(Data entries)
────────────────────
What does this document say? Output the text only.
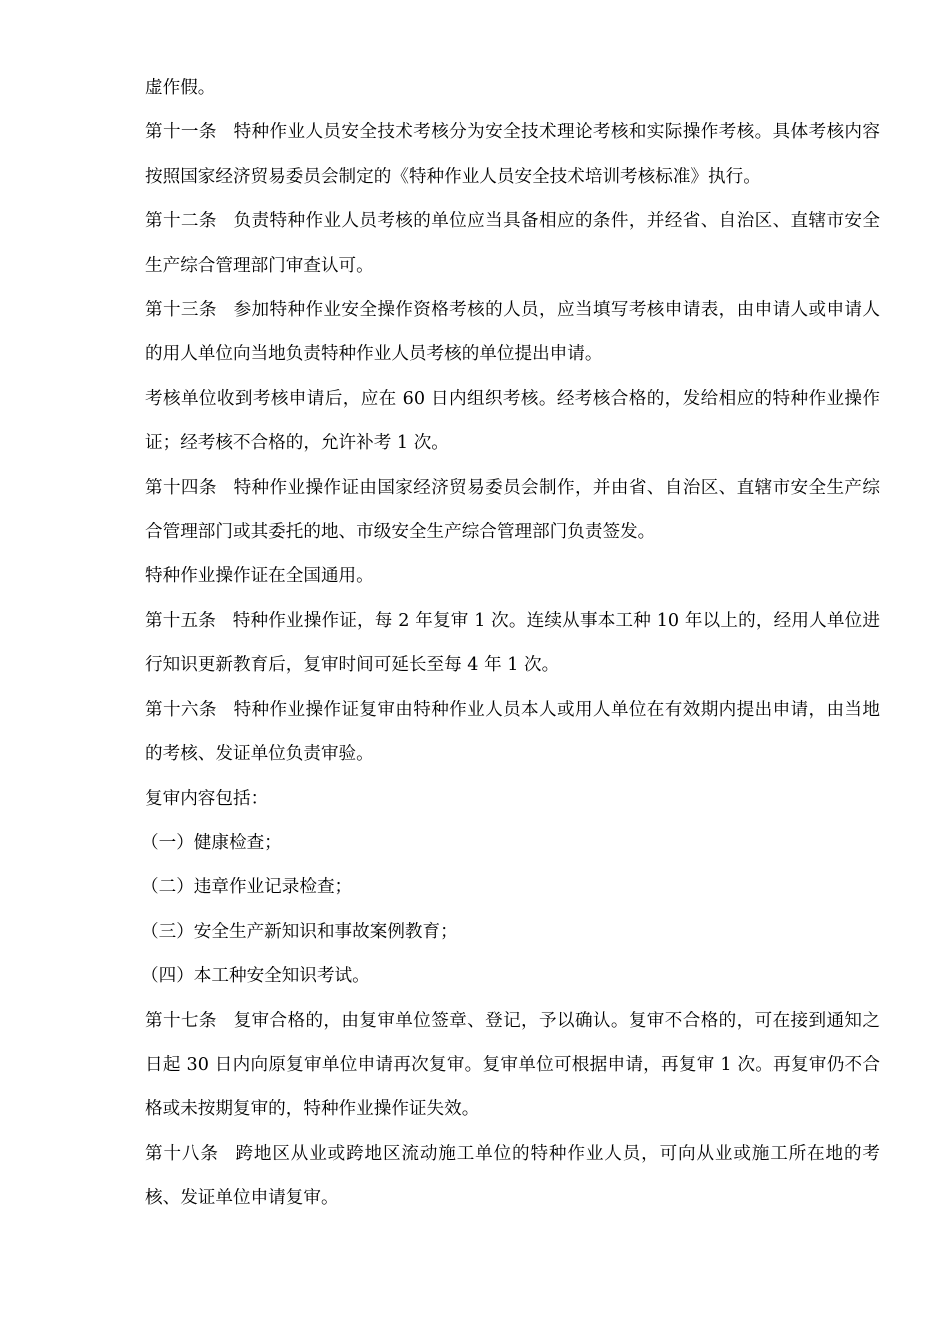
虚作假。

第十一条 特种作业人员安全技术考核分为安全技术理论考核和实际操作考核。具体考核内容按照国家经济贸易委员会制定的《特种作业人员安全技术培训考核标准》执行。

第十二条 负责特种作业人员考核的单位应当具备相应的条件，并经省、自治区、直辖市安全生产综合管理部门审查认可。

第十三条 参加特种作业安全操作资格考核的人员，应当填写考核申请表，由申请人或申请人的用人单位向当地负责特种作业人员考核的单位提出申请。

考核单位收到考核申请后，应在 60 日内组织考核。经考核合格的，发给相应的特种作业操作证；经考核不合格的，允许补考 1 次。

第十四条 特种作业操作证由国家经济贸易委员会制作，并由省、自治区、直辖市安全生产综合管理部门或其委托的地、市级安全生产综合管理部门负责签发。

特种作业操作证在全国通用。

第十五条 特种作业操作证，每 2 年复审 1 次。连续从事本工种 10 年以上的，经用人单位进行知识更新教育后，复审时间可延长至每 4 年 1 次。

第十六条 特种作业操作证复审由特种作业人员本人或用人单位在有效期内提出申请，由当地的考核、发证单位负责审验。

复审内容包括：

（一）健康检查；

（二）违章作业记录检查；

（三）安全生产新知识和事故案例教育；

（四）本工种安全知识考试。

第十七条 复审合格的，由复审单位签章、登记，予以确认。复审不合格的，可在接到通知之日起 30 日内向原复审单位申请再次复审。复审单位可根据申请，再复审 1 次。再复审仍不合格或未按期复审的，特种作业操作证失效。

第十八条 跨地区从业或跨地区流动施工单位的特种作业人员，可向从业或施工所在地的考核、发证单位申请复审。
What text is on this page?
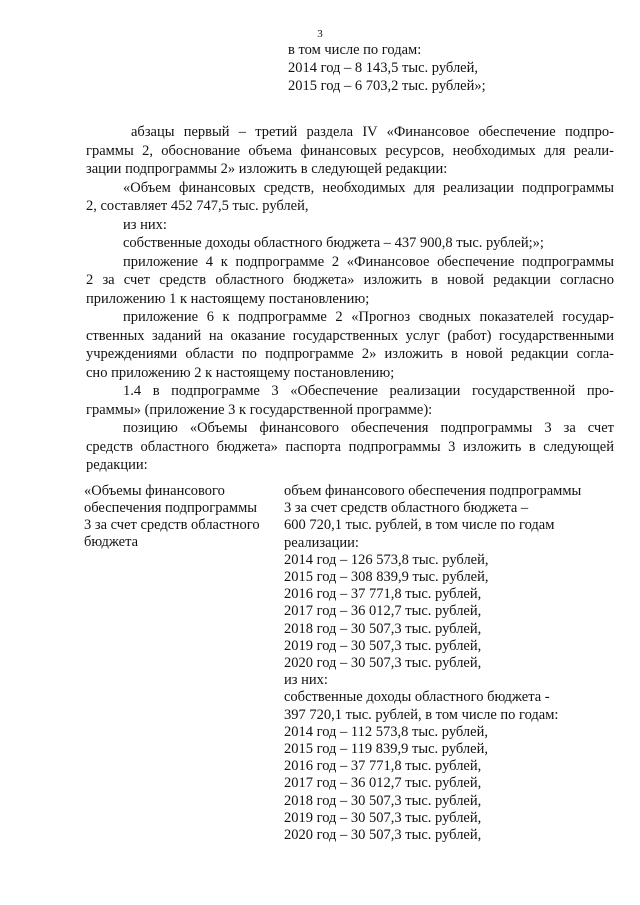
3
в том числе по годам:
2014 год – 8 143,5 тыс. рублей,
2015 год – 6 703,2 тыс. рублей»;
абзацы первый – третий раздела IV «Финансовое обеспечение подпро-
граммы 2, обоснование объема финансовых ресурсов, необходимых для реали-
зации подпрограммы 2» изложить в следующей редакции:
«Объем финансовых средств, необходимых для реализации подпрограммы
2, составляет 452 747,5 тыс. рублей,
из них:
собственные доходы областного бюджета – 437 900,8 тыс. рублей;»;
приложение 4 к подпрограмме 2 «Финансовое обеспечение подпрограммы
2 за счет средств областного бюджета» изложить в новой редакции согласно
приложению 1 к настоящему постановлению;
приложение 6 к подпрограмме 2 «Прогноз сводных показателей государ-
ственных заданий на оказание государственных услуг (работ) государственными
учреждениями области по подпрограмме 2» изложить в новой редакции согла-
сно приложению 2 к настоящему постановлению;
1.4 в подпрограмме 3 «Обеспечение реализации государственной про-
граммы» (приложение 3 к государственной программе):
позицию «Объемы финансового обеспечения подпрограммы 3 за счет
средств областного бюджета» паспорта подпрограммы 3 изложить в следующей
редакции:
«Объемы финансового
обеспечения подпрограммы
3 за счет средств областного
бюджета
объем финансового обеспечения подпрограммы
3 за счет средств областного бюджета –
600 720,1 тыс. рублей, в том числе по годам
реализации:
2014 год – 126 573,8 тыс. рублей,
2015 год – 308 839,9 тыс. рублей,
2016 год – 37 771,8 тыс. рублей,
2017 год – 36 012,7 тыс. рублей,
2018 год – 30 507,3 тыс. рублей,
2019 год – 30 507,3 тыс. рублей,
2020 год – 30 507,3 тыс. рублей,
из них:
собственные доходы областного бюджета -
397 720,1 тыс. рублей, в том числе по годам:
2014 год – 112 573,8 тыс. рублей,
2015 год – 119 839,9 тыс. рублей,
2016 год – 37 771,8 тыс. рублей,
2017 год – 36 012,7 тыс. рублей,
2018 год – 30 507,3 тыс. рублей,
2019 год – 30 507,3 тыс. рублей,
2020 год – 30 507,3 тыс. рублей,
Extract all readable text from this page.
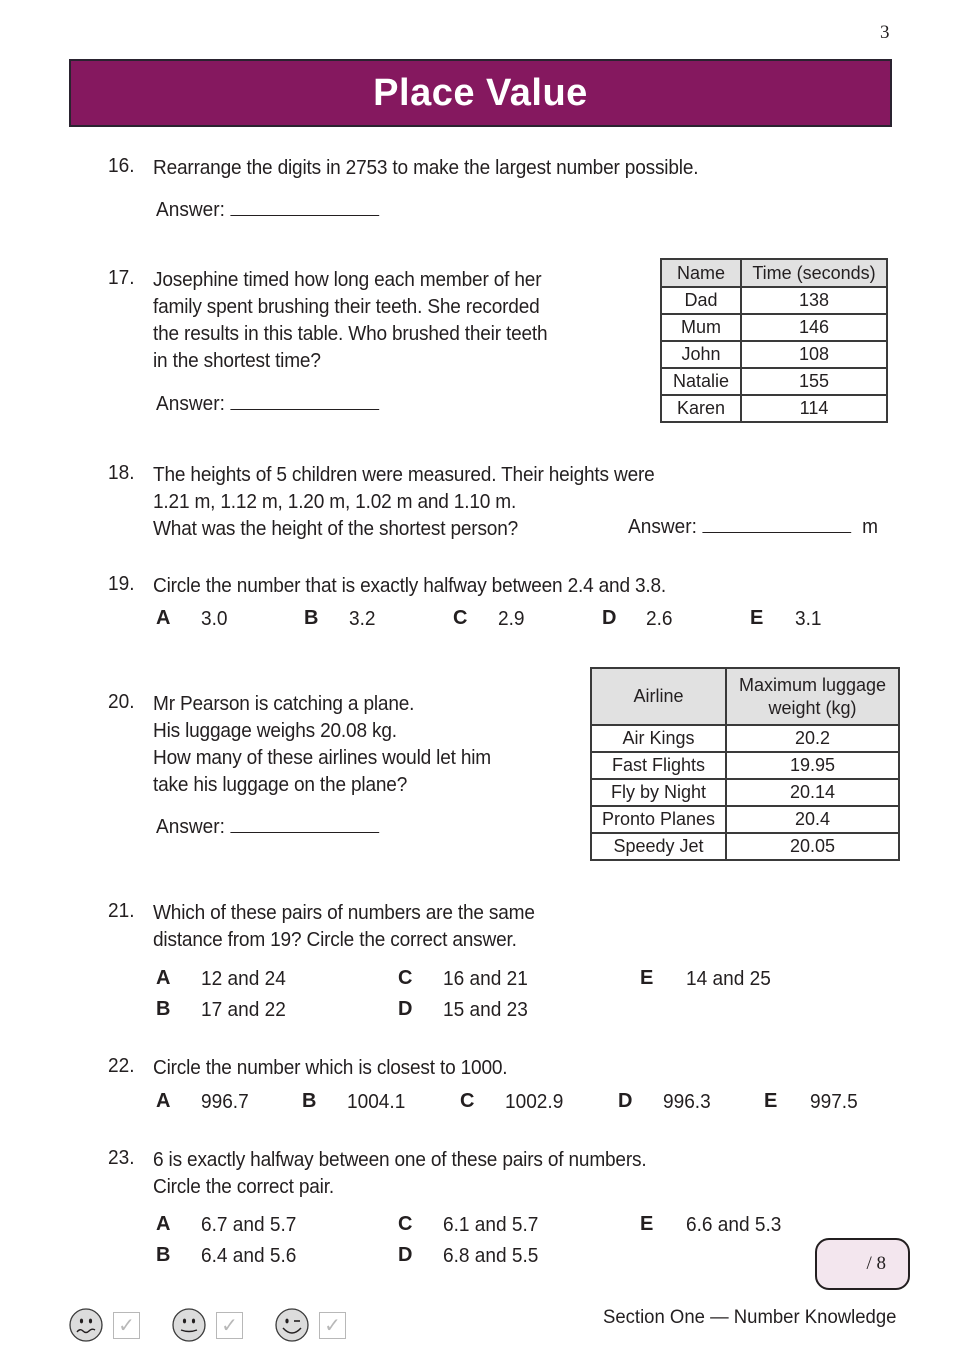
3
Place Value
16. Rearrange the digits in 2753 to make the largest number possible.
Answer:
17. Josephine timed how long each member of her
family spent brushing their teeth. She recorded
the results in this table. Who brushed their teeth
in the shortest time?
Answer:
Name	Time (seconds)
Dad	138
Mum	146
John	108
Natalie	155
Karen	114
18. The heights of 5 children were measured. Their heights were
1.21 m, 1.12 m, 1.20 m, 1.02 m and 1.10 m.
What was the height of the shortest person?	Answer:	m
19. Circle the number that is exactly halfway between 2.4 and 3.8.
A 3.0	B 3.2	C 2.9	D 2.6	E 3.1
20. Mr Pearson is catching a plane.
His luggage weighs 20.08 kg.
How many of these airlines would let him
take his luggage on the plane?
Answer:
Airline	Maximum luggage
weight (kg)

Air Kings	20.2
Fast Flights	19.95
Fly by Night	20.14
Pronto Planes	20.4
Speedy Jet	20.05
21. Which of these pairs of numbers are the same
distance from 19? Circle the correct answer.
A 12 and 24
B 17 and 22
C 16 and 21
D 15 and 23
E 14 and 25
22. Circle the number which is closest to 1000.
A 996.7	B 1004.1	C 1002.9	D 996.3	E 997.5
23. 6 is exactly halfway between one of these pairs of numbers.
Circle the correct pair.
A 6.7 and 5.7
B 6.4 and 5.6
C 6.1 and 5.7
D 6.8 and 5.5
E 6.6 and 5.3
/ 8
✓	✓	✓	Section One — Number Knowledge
────────────────────
Written exercise: Tally up the lines holding the string "доходы" in this listing, and report the total alone.

Exercise result: 2